■ Items listed in a dataset:
··········
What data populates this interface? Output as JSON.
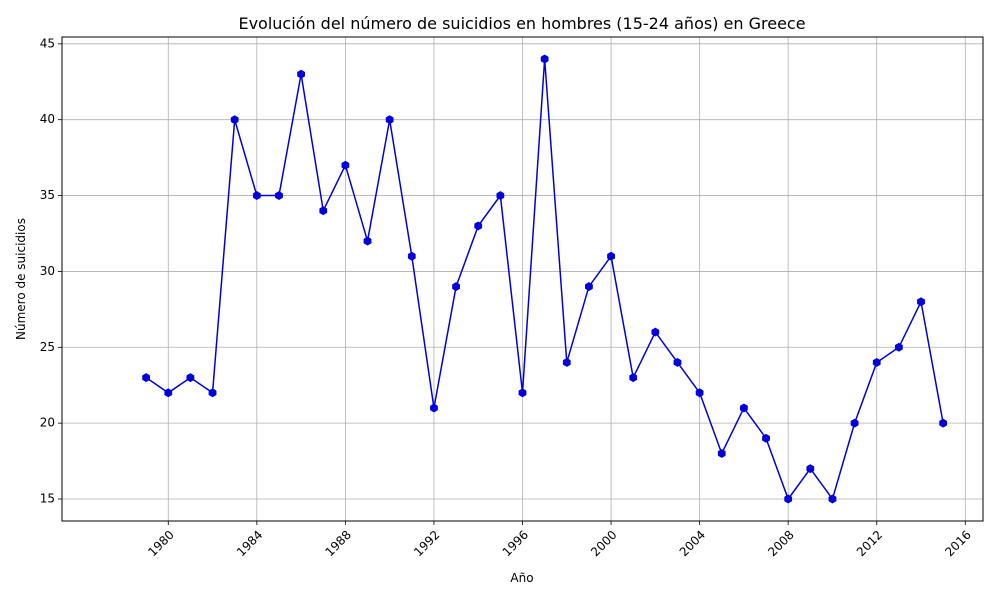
{
  "chart_data": {
    "type": "line",
    "title": "Evolución del número de suicidios en hombres (15-24 años) en Greece",
    "xlabel": "Año",
    "ylabel": "Número de suicidios",
    "x_ticks": [
      "1980",
      "1984",
      "1988",
      "1992",
      "1996",
      "2000",
      "2004",
      "2008",
      "2012",
      "2016"
    ],
    "y_ticks": [
      "15",
      "20",
      "25",
      "30",
      "35",
      "40",
      "45"
    ],
    "xlim": [
      1975.2,
      2016.8
    ],
    "ylim": [
      13.55,
      45.45
    ],
    "grid": true,
    "line_color": "#0000dd",
    "series": [
      {
        "x": [
          1979,
          1980,
          1981,
          1982,
          1983,
          1984,
          1985,
          1986,
          1987,
          1988,
          1989,
          1990,
          1991,
          1992,
          1993,
          1994,
          1995,
          1996,
          1997,
          1998,
          1999,
          2000,
          2001,
          2002,
          2003,
          2004,
          2005,
          2006,
          2007,
          2008,
          2009,
          2010,
          2011,
          2012,
          2013,
          2014,
          2015
        ],
        "values": [
          23,
          22,
          23,
          22,
          40,
          35,
          35,
          43,
          34,
          37,
          32,
          40,
          31,
          21,
          29,
          33,
          35,
          22,
          44,
          24,
          29,
          31,
          23,
          26,
          24,
          22,
          18,
          21,
          19,
          15,
          17,
          15,
          20,
          24,
          25,
          28,
          20
        ]
      }
    ]
  }
}
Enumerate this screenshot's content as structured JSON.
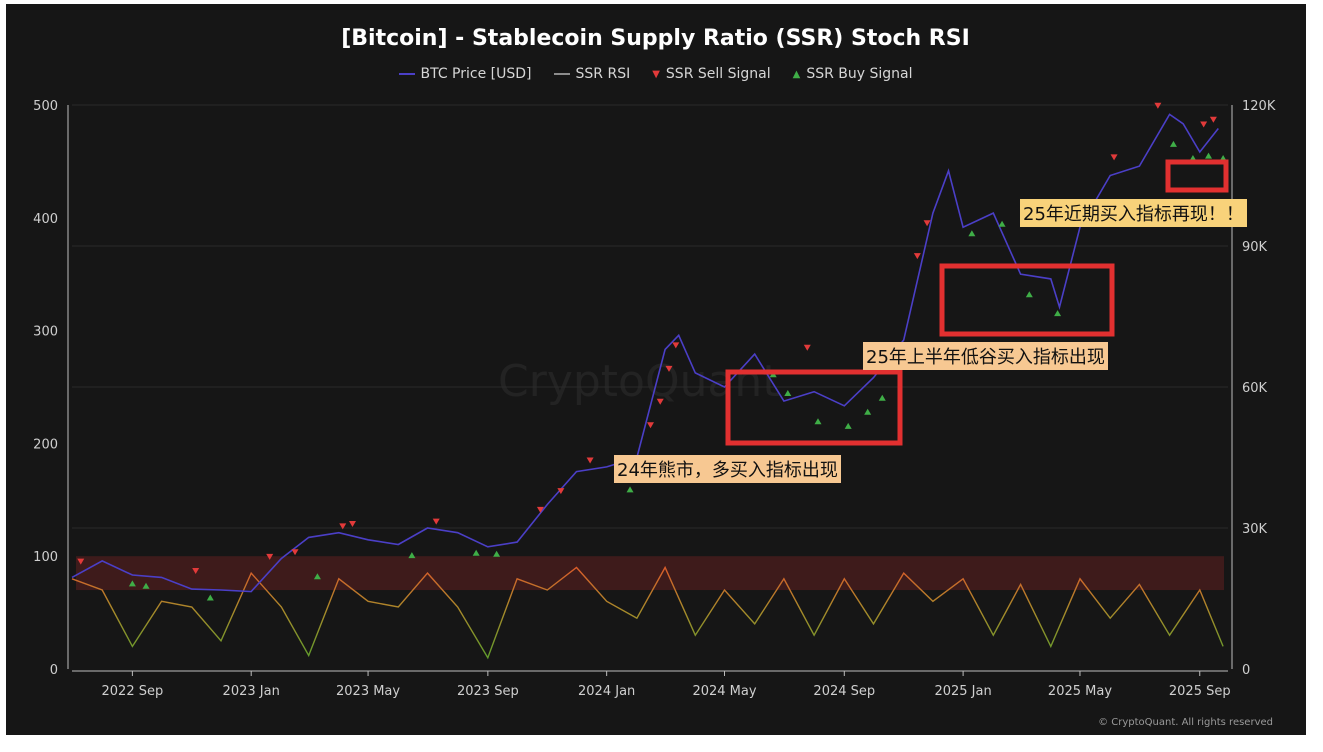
{
  "title": "[Bitcoin] - Stablecoin Supply Ratio (SSR) Stoch RSI",
  "legend": [
    {
      "label": "BTC Price [USD]",
      "color": "#4b3fc7",
      "kind": "line"
    },
    {
      "label": "SSR RSI",
      "color": "#8c8c8c",
      "kind": "line"
    },
    {
      "label": "SSR Sell Signal",
      "color": "#e23a3a",
      "kind": "tri-down"
    },
    {
      "label": "SSR Buy Signal",
      "color": "#3fae47",
      "kind": "tri-up"
    }
  ],
  "annotations": {
    "bear_2024": "24年熊市，多买入指标出现",
    "h1_2025": "25年上半年低谷买入指标出现",
    "recent_2025": "25年近期买入指标再现！！"
  },
  "watermark": "CryptoQuant",
  "credit": "© CryptoQuant. All rights reserved",
  "chart_data": {
    "type": "line",
    "x_range": [
      "2022-07-01",
      "2025-09-30"
    ],
    "x_ticks": [
      "2022 Sep",
      "2023 Jan",
      "2023 May",
      "2023 Sep",
      "2024 Jan",
      "2024 May",
      "2024 Sep",
      "2025 Jan",
      "2025 May",
      "2025 Sep"
    ],
    "y_left": {
      "range": [
        0,
        500
      ],
      "ticks": [
        "0",
        "100",
        "200",
        "300",
        "400",
        "500"
      ]
    },
    "y_right": {
      "range": [
        0,
        120000
      ],
      "ticks": [
        "0",
        "30K",
        "60K",
        "90K",
        "120K"
      ]
    },
    "overbought_band": [
      70,
      100
    ],
    "series": [
      {
        "name": "BTC Price [USD]",
        "axis": "right",
        "x": [
          "2022-07-01",
          "2022-08-01",
          "2022-09-01",
          "2022-10-01",
          "2022-11-01",
          "2022-12-01",
          "2023-01-01",
          "2023-02-01",
          "2023-03-01",
          "2023-04-01",
          "2023-05-01",
          "2023-06-01",
          "2023-07-01",
          "2023-08-01",
          "2023-09-01",
          "2023-10-01",
          "2023-11-01",
          "2023-12-01",
          "2024-01-01",
          "2024-02-01",
          "2024-03-01",
          "2024-03-15",
          "2024-04-01",
          "2024-05-01",
          "2024-06-01",
          "2024-07-01",
          "2024-08-01",
          "2024-09-01",
          "2024-10-01",
          "2024-11-01",
          "2024-12-01",
          "2024-12-17",
          "2025-01-01",
          "2025-02-01",
          "2025-03-01",
          "2025-04-01",
          "2025-04-10",
          "2025-05-01",
          "2025-06-01",
          "2025-07-01",
          "2025-08-01",
          "2025-08-15",
          "2025-09-01",
          "2025-09-20"
        ],
        "values": [
          19500,
          23000,
          20000,
          19500,
          17000,
          16800,
          16500,
          23500,
          28000,
          29000,
          27500,
          26500,
          30000,
          29000,
          26000,
          27000,
          35000,
          42000,
          43000,
          45000,
          68000,
          71000,
          63000,
          60000,
          67000,
          57000,
          59000,
          56000,
          62000,
          70000,
          97000,
          106000,
          94000,
          97000,
          84000,
          83000,
          77000,
          94000,
          105000,
          107000,
          118000,
          116000,
          110000,
          115000
        ]
      },
      {
        "name": "SSR RSI",
        "axis": "left",
        "x": [
          "2022-07-01",
          "2022-08-01",
          "2022-09-01",
          "2022-10-01",
          "2022-11-01",
          "2022-12-01",
          "2023-01-01",
          "2023-02-01",
          "2023-03-01",
          "2023-04-01",
          "2023-05-01",
          "2023-06-01",
          "2023-07-01",
          "2023-08-01",
          "2023-09-01",
          "2023-10-01",
          "2023-11-01",
          "2023-12-01",
          "2024-01-01",
          "2024-02-01",
          "2024-03-01",
          "2024-04-01",
          "2024-05-01",
          "2024-06-01",
          "2024-07-01",
          "2024-08-01",
          "2024-09-01",
          "2024-10-01",
          "2024-11-01",
          "2024-12-01",
          "2025-01-01",
          "2025-02-01",
          "2025-03-01",
          "2025-04-01",
          "2025-05-01",
          "2025-06-01",
          "2025-07-01",
          "2025-08-01",
          "2025-09-01",
          "2025-09-25"
        ],
        "values": [
          80,
          70,
          20,
          60,
          55,
          25,
          85,
          55,
          12,
          80,
          60,
          55,
          85,
          55,
          10,
          80,
          70,
          90,
          60,
          45,
          90,
          30,
          70,
          40,
          80,
          30,
          80,
          40,
          85,
          60,
          80,
          30,
          75,
          20,
          80,
          45,
          75,
          30,
          70,
          20
        ]
      }
    ],
    "sell_signals_usd": [
      {
        "x": "2022-07-10",
        "y": 22000
      },
      {
        "x": "2022-11-05",
        "y": 20000
      },
      {
        "x": "2023-01-20",
        "y": 23000
      },
      {
        "x": "2023-02-15",
        "y": 24000
      },
      {
        "x": "2023-04-05",
        "y": 29500
      },
      {
        "x": "2023-04-15",
        "y": 30000
      },
      {
        "x": "2023-07-10",
        "y": 30500
      },
      {
        "x": "2023-10-25",
        "y": 33000
      },
      {
        "x": "2023-11-15",
        "y": 37000
      },
      {
        "x": "2023-12-15",
        "y": 43500
      },
      {
        "x": "2024-02-15",
        "y": 51000
      },
      {
        "x": "2024-02-25",
        "y": 56000
      },
      {
        "x": "2024-03-05",
        "y": 63000
      },
      {
        "x": "2024-03-12",
        "y": 68000
      },
      {
        "x": "2024-07-25",
        "y": 67500
      },
      {
        "x": "2024-10-20",
        "y": 63000
      },
      {
        "x": "2024-11-15",
        "y": 87000
      },
      {
        "x": "2024-11-25",
        "y": 94000
      },
      {
        "x": "2025-05-10",
        "y": 94000
      },
      {
        "x": "2025-05-20",
        "y": 98000
      },
      {
        "x": "2025-06-05",
        "y": 108000
      },
      {
        "x": "2025-07-20",
        "y": 119000
      },
      {
        "x": "2025-09-05",
        "y": 115000
      },
      {
        "x": "2025-09-15",
        "y": 116000
      }
    ],
    "buy_signals_usd": [
      {
        "x": "2022-09-01",
        "y": 19500
      },
      {
        "x": "2022-09-15",
        "y": 19000
      },
      {
        "x": "2022-11-20",
        "y": 16500
      },
      {
        "x": "2023-03-10",
        "y": 21000
      },
      {
        "x": "2023-06-15",
        "y": 25500
      },
      {
        "x": "2023-08-20",
        "y": 26000
      },
      {
        "x": "2023-09-10",
        "y": 25800
      },
      {
        "x": "2024-01-25",
        "y": 39500
      },
      {
        "x": "2024-06-20",
        "y": 64000
      },
      {
        "x": "2024-07-05",
        "y": 60000
      },
      {
        "x": "2024-08-05",
        "y": 54000
      },
      {
        "x": "2024-09-05",
        "y": 53000
      },
      {
        "x": "2024-09-25",
        "y": 56000
      },
      {
        "x": "2024-10-10",
        "y": 59000
      },
      {
        "x": "2025-01-10",
        "y": 94000
      },
      {
        "x": "2025-02-10",
        "y": 96000
      },
      {
        "x": "2025-03-10",
        "y": 81000
      },
      {
        "x": "2025-04-08",
        "y": 77000
      },
      {
        "x": "2025-08-05",
        "y": 113000
      },
      {
        "x": "2025-08-25",
        "y": 110000
      },
      {
        "x": "2025-09-10",
        "y": 110500
      },
      {
        "x": "2025-09-25",
        "y": 110000
      }
    ]
  }
}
··········
■ Do this:
Some lines of the data may hold the word "suicidios". Say how many do, with nothing else.

■ Exercise output:
2